[Extracted data entries]
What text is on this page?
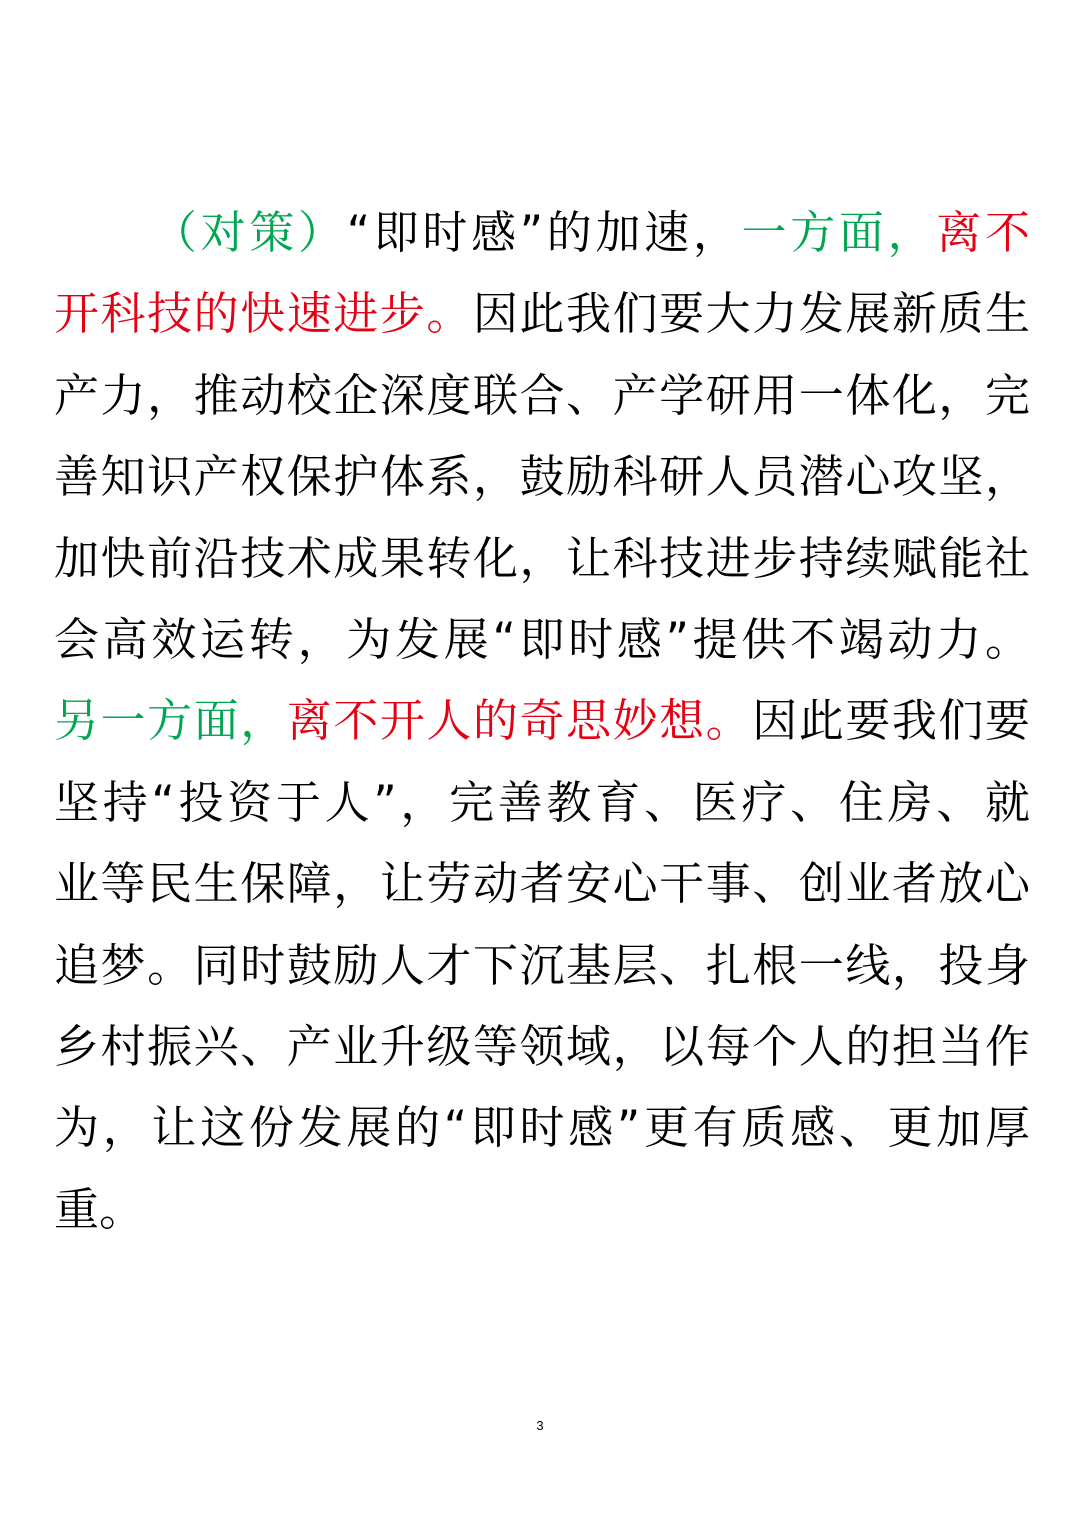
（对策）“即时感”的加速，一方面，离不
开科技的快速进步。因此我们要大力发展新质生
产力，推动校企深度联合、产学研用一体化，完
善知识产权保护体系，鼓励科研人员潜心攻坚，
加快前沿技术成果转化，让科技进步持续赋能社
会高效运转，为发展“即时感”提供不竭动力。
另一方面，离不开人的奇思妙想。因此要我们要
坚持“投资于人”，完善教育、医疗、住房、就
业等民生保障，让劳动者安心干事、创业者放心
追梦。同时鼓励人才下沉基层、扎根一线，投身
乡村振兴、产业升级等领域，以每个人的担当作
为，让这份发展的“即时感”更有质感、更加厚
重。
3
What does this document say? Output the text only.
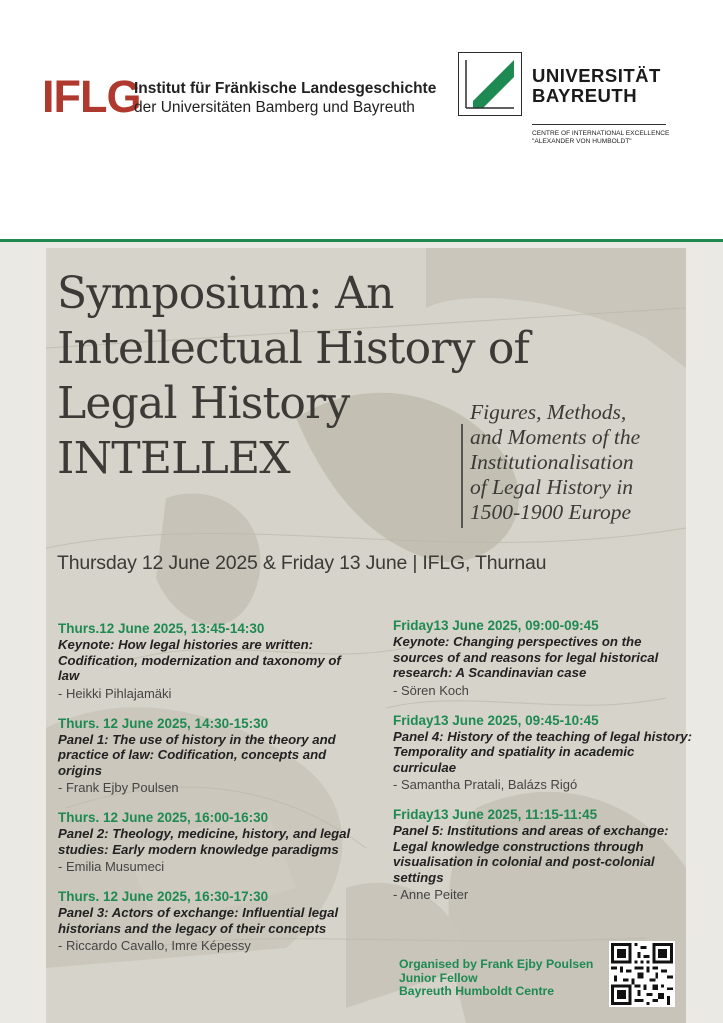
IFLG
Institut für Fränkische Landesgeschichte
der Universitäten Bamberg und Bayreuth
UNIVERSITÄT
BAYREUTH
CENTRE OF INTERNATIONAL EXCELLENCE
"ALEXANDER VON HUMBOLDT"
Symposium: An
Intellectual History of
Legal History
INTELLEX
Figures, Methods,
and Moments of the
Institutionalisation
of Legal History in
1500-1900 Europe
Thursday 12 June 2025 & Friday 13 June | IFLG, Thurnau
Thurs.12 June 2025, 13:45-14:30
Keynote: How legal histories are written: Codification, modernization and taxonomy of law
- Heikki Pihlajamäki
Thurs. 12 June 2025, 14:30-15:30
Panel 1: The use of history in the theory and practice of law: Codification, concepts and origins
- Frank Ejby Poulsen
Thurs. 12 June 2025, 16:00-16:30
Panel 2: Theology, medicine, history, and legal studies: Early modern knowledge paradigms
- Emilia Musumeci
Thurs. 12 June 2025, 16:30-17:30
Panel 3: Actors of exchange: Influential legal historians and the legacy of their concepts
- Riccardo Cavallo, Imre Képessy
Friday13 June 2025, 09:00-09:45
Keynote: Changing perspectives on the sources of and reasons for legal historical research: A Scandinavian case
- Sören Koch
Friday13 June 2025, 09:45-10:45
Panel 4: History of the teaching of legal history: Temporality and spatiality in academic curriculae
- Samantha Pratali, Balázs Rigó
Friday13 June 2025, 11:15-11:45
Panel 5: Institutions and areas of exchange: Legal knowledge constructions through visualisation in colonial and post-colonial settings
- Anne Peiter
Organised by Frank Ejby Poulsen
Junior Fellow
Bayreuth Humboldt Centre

_SET PROBLEM_: Above are records with pictures; repeat the records exactly and leave the pictures out.

_PROBLEM SOLUTION_:
What text is on this page?
（对策）“即时感”的加速，一方面，离不
开科技的快速进步。因此我们要大力发展新质生
产力，推动校企深度联合、产学研用一体化，完
善知识产权保护体系，鼓励科研人员潜心攻坚，
加快前沿技术成果转化，让科技进步持续赋能社
会高效运转，为发展“即时感”提供不竭动力。
另一方面，离不开人的奇思妙想。因此要我们要
坚持“投资于人”，完善教育、医疗、住房、就
业等民生保障，让劳动者安心干事、创业者放心
追梦。同时鼓励人才下沉基层、扎根一线，投身
乡村振兴、产业升级等领域，以每个人的担当作
为，让这份发展的“即时感”更有质感、更加厚
重。
3
What does this document say? Output the text only.
IFLG
Institut für Fränkische Landesgeschichte
der Universitäten Bamberg und Bayreuth
UNIVERSITÄT
BAYREUTH
CENTRE OF INTERNATIONAL EXCELLENCE
"ALEXANDER VON HUMBOLDT"
Symposium: An
Intellectual History of
Legal History
INTELLEX
Figures, Methods,
and Moments of the
Institutionalisation
of Legal History in
1500-1900 Europe
Thursday 12 June 2025 & Friday 13 June | IFLG, Thurnau
Thurs.12 June 2025, 13:45-14:30
Keynote: How legal histories are written: Codification, modernization and taxonomy of law
- Heikki Pihlajamäki
Thurs. 12 June 2025, 14:30-15:30
Panel 1: The use of history in the theory and practice of law: Codification, concepts and origins
- Frank Ejby Poulsen
Thurs. 12 June 2025, 16:00-16:30
Panel 2: Theology, medicine, history, and legal studies: Early modern knowledge paradigms
- Emilia Musumeci
Thurs. 12 June 2025, 16:30-17:30
Panel 3: Actors of exchange: Influential legal historians and the legacy of their concepts
- Riccardo Cavallo, Imre Képessy
Friday13 June 2025, 09:00-09:45
Keynote: Changing perspectives on the sources of and reasons for legal historical research: A Scandinavian case
- Sören Koch
Friday13 June 2025, 09:45-10:45
Panel 4: History of the teaching of legal history: Temporality and spatiality in academic curriculae
- Samantha Pratali, Balázs Rigó
Friday13 June 2025, 11:15-11:45
Panel 5: Institutions and areas of exchange: Legal knowledge constructions through visualisation in colonial and post-colonial settings
- Anne Peiter
Organised by Frank Ejby Poulsen
Junior Fellow
Bayreuth Humboldt Centre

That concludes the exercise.